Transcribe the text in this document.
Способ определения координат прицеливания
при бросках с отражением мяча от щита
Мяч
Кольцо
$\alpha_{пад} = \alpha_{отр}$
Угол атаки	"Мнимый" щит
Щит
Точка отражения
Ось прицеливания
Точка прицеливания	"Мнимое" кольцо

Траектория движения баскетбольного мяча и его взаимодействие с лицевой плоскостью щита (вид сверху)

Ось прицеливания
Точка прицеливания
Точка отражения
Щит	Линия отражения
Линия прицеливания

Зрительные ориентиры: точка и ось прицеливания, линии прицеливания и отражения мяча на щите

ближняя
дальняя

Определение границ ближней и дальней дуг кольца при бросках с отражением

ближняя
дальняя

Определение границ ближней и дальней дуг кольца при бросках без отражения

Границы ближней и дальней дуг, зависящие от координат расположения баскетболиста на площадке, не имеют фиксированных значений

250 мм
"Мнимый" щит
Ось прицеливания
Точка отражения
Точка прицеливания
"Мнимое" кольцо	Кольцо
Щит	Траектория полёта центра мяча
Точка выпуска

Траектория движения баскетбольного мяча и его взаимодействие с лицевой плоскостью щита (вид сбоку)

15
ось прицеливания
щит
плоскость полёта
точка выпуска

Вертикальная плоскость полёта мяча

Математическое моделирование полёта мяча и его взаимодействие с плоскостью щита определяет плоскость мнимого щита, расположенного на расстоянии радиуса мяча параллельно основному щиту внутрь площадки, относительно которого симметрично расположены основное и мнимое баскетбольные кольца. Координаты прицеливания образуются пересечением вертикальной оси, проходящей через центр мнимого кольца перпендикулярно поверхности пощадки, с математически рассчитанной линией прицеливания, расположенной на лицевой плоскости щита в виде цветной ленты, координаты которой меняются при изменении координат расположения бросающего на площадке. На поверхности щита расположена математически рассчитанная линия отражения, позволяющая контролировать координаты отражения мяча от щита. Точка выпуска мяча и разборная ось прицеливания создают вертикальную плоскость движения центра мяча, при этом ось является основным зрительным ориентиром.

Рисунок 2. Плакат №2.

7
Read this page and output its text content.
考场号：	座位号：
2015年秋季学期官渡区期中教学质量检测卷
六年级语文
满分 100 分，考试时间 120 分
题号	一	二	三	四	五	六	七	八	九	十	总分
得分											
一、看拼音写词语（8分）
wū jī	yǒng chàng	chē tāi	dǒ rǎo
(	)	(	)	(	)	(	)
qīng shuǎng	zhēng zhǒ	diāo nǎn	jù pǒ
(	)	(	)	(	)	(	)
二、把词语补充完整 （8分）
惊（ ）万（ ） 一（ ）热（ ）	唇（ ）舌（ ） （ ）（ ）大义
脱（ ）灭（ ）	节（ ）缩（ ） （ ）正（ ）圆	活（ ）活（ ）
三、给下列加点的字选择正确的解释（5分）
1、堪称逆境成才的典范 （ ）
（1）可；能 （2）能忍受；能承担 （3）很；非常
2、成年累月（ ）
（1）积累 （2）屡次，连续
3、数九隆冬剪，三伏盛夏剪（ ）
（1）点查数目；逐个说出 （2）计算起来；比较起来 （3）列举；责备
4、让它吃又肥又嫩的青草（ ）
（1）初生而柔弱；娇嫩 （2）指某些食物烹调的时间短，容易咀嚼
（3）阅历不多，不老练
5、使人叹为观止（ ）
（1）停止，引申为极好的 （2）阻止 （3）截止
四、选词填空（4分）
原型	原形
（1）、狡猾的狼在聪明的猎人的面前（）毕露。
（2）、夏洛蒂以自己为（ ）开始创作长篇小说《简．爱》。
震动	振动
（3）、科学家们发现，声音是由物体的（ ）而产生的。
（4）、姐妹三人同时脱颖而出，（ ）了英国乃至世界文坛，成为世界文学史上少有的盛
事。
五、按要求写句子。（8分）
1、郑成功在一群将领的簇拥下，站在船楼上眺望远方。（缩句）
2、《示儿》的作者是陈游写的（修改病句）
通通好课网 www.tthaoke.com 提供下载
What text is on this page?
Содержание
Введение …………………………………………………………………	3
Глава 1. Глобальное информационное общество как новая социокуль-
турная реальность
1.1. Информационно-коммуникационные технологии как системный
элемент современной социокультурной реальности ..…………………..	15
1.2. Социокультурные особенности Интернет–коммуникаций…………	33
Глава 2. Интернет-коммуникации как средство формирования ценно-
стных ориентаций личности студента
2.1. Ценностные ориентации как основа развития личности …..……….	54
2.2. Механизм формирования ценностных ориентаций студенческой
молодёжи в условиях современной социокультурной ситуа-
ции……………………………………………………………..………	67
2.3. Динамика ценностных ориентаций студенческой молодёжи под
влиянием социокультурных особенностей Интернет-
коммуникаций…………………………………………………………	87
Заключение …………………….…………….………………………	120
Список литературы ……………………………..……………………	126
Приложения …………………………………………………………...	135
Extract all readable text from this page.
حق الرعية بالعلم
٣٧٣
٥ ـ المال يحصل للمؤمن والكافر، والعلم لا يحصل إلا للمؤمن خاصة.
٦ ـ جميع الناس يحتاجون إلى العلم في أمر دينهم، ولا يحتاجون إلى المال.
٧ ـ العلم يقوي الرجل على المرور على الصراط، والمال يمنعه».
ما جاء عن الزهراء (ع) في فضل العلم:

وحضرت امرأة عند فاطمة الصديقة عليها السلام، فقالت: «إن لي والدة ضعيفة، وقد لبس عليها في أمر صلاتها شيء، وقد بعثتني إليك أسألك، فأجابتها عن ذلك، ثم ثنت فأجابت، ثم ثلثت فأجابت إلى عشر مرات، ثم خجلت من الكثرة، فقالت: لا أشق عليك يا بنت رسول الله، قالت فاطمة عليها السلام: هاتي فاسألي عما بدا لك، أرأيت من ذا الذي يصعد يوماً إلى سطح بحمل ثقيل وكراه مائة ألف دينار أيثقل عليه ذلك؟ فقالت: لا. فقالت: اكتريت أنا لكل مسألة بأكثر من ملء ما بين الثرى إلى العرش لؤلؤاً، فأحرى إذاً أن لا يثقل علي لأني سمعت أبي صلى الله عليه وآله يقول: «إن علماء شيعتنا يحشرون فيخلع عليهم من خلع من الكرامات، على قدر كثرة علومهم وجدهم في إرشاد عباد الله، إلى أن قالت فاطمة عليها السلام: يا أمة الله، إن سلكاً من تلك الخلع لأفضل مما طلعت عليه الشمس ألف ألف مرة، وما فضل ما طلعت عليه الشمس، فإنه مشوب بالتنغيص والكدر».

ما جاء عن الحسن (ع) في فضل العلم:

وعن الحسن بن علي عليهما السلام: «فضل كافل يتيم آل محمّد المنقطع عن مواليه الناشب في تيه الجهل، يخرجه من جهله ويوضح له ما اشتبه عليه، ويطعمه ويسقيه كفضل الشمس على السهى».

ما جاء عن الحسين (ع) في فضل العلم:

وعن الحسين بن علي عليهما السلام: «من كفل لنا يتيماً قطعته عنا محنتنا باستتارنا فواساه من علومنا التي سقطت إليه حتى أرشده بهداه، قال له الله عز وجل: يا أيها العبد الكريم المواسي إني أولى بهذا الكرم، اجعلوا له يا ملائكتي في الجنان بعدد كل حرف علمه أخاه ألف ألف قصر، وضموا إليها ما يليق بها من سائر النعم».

▬▬▬▬▬▬▬▬▬▬

Copy all of the data exactly.

The reply |
Transcribe the text in this document.
Способ определения координат прицеливания
при бросках с отражением мяча от щита
Мяч
Кольцо
$\alpha_{пад} = \alpha_{отр}$
Угол атаки	"Мнимый" щит
Щит
Точка отражения
Ось прицеливания
Точка прицеливания	"Мнимое" кольцо

Траектория движения баскетбольного мяча и его взаимодействие с лицевой плоскостью щита (вид сверху)

Ось прицеливания
Точка прицеливания
Точка отражения
Щит	Линия отражения
Линия прицеливания

Зрительные ориентиры: точка и ось прицеливания, линии прицеливания и отражения мяча на щите

ближняя
дальняя

Определение границ ближней и дальней дуг кольца при бросках с отражением

ближняя
дальняя

Определение границ ближней и дальней дуг кольца при бросках без отражения

Границы ближней и дальней дуг, зависящие от координат расположения баскетболиста на площадке, не имеют фиксированных значений

250 мм
"Мнимый" щит
Ось прицеливания
Точка отражения
Точка прицеливания
"Мнимое" кольцо	Кольцо
Щит	Траектория полёта центра мяча
Точка выпуска

Траектория движения баскетбольного мяча и его взаимодействие с лицевой плоскостью щита (вид сбоку)

15
ось прицеливания
щит
плоскость полёта
точка выпуска

Вертикальная плоскость полёта мяча

Математическое моделирование полёта мяча и его взаимодействие с плоскостью щита определяет плоскость мнимого щита, расположенного на расстоянии радиуса мяча параллельно основному щиту внутрь площадки, относительно которого симметрично расположены основное и мнимое баскетбольные кольца. Координаты прицеливания образуются пересечением вертикальной оси, проходящей через центр мнимого кольца перпендикулярно поверхности пощадки, с математически рассчитанной линией прицеливания, расположенной на лицевой плоскости щита в виде цветной ленты, координаты которой меняются при изменении координат расположения бросающего на площадке. На поверхности щита расположена математически рассчитанная линия отражения, позволяющая контролировать координаты отражения мяча от щита. Точка выпуска мяча и разборная ось прицеливания создают вертикальную плоскость движения центра мяча, при этом ось является основным зрительным ориентиром.

Рисунок 2. Плакат №2.

7
Read this page and output its text content.
考场号：	座位号：
2015年秋季学期官渡区期中教学质量检测卷
六年级语文
满分 100 分，考试时间 120 分
题号	一	二	三	四	五	六	七	八	九	十	总分
得分											
一、看拼音写词语（8分）
wū jī	yǒng chàng	chē tāi	dǒ rǎo
(	)	(	)	(	)	(	)
qīng shuǎng	zhēng zhǒ	diāo nǎn	jù pǒ
(	)	(	)	(	)	(	)
二、把词语补充完整 （8分）
惊（ ）万（ ） 一（ ）热（ ）	唇（ ）舌（ ） （ ）（ ）大义
脱（ ）灭（ ）	节（ ）缩（ ） （ ）正（ ）圆	活（ ）活（ ）
三、给下列加点的字选择正确的解释（5分）
1、堪称逆境成才的典范 （ ）
（1）可；能 （2）能忍受；能承担 （3）很；非常
2、成年累月（ ）
（1）积累 （2）屡次，连续
3、数九隆冬剪，三伏盛夏剪（ ）
（1）点查数目；逐个说出 （2）计算起来；比较起来 （3）列举；责备
4、让它吃又肥又嫩的青草（ ）
（1）初生而柔弱；娇嫩 （2）指某些食物烹调的时间短，容易咀嚼
（3）阅历不多，不老练
5、使人叹为观止（ ）
（1）停止，引申为极好的 （2）阻止 （3）截止
四、选词填空（4分）
原型	原形
（1）、狡猾的狼在聪明的猎人的面前（）毕露。
（2）、夏洛蒂以自己为（ ）开始创作长篇小说《简．爱》。
震动	振动
（3）、科学家们发现，声音是由物体的（ ）而产生的。
（4）、姐妹三人同时脱颖而出，（ ）了英国乃至世界文坛，成为世界文学史上少有的盛
事。
五、按要求写句子。（8分）
1、郑成功在一群将领的簇拥下，站在船楼上眺望远方。（缩句）
2、《示儿》的作者是陈游写的（修改病句）
通通好课网 www.tthaoke.com 提供下载
What text is on this page?
Содержание
Введение …………………………………………………………………	3
Глава 1. Глобальное информационное общество как новая социокуль-
турная реальность
1.1. Информационно-коммуникационные технологии как системный
элемент современной социокультурной реальности ..…………………..	15
1.2. Социокультурные особенности Интернет–коммуникаций…………	33
Глава 2. Интернет-коммуникации как средство формирования ценно-
стных ориентаций личности студента
2.1. Ценностные ориентации как основа развития личности …..……….	54
2.2. Механизм формирования ценностных ориентаций студенческой
молодёжи в условиях современной социокультурной ситуа-
ции……………………………………………………………..………	67
2.3. Динамика ценностных ориентаций студенческой молодёжи под
влиянием социокультурных особенностей Интернет-
коммуникаций…………………………………………………………	87
Заключение …………………….…………….………………………	120
Список литературы ……………………………..……………………	126
Приложения …………………………………………………………...	135
Extract all readable text from this page.
حق الرعية بالعلم
٣٧٣
٥ ـ المال يحصل للمؤمن والكافر، والعلم لا يحصل إلا للمؤمن خاصة.
٦ ـ جميع الناس يحتاجون إلى العلم في أمر دينهم، ولا يحتاجون إلى المال.
٧ ـ العلم يقوي الرجل على المرور على الصراط، والمال يمنعه».
ما جاء عن الزهراء (ع) في فضل العلم:

وحضرت امرأة عند فاطمة الصديقة عليها السلام، فقالت: «إن لي والدة ضعيفة، وقد لبس عليها في أمر صلاتها شيء، وقد بعثتني إليك أسألك، فأجابتها عن ذلك، ثم ثنت فأجابت، ثم ثلثت فأجابت إلى عشر مرات، ثم خجلت من الكثرة، فقالت: لا أشق عليك يا بنت رسول الله، قالت فاطمة عليها السلام: هاتي فاسألي عما بدا لك، أرأيت من ذا الذي يصعد يوماً إلى سطح بحمل ثقيل وكراه مائة ألف دينار أيثقل عليه ذلك؟ فقالت: لا. فقالت: اكتريت أنا لكل مسألة بأكثر من ملء ما بين الثرى إلى العرش لؤلؤاً، فأحرى إذاً أن لا يثقل علي لأني سمعت أبي صلى الله عليه وآله يقول: «إن علماء شيعتنا يحشرون فيخلع عليهم من خلع من الكرامات، على قدر كثرة علومهم وجدهم في إرشاد عباد الله، إلى أن قالت فاطمة عليها السلام: يا أمة الله، إن سلكاً من تلك الخلع لأفضل مما طلعت عليه الشمس ألف ألف مرة، وما فضل ما طلعت عليه الشمس، فإنه مشوب بالتنغيص والكدر».

ما جاء عن الحسن (ع) في فضل العلم:

وعن الحسن بن علي عليهما السلام: «فضل كافل يتيم آل محمّد المنقطع عن مواليه الناشب في تيه الجهل، يخرجه من جهله ويوضح له ما اشتبه عليه، ويطعمه ويسقيه كفضل الشمس على السهى».

ما جاء عن الحسين (ع) في فضل العلم:

وعن الحسين بن علي عليهما السلام: «من كفل لنا يتيماً قطعته عنا محنتنا باستتارنا فواساه من علومنا التي سقطت إليه حتى أرشده بهداه، قال له الله عز وجل: يا أيها العبد الكريم المواسي إني أولى بهذا الكرم، اجعلوا له يا ملائكتي في الجنان بعدد كل حرف علمه أخاه ألف ألف قصر، وضموا إليها ما يليق بها من سائر النعم».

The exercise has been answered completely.